DO THIS: Transcribe each record below word for word.

::: DATASET :::

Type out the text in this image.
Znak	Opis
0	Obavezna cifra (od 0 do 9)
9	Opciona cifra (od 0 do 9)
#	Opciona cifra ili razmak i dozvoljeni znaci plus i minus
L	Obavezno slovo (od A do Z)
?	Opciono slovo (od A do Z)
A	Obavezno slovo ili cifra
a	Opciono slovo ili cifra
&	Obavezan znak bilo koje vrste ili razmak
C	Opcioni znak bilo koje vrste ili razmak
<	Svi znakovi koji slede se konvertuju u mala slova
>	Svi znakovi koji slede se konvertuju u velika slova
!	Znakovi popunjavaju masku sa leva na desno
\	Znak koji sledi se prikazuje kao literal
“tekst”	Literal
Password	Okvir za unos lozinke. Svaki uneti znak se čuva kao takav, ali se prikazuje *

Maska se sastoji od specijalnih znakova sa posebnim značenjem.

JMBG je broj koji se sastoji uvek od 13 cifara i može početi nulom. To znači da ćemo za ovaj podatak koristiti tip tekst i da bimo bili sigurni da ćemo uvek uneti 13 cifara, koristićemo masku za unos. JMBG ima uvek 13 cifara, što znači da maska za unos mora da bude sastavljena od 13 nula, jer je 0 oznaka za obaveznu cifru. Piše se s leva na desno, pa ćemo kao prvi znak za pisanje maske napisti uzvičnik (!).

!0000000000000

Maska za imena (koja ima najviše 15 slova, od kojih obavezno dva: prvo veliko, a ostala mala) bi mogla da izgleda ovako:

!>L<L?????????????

:::

REPLY:
Type out the text in this image.
Znak	Opis
0	Obavezna cifra (od 0 do 9)
9	Opciona cifra (od 0 do 9)
#	Opciona cifra ili razmak i dozvoljeni znaci plus i minus
L	Obavezno slovo (od A do Z)
?	Opciono slovo (od A do Z)
A	Obavezno slovo ili cifra
a	Opciono slovo ili cifra
&	Obavezan znak bilo koje vrste ili razmak
C	Opcioni znak bilo koje vrste ili razmak
<	Svi znakovi koji slede se konvertuju u mala slova
>	Svi znakovi koji slede se konvertuju u velika slova
!	Znakovi popunjavaju masku sa leva na desno
\	Znak koji sledi se prikazuje kao literal
“tekst”	Literal
Password	Okvir za unos lozinke. Svaki uneti znak se čuva kao takav, ali se prikazuje *

Maska se sastoji od specijalnih znakova sa posebnim značenjem.

JMBG je broj koji se sastoji uvek od 13 cifara i može početi nulom. To znači da ćemo za ovaj podatak koristiti tip tekst i da bimo bili sigurni da ćemo uvek uneti 13 cifara, koristićemo masku za unos. JMBG ima uvek 13 cifara, što znači da maska za unos mora da bude sastavljena od 13 nula, jer je 0 oznaka za obaveznu cifru. Piše se s leva na desno, pa ćemo kao prvi znak za pisanje maske napisti uzvičnik (!).

!0000000000000

Maska za imena (koja ima najviše 15 slova, od kojih obavezno dva: prvo veliko, a ostala mala) bi mogla da izgleda ovako:

!>L<L?????????????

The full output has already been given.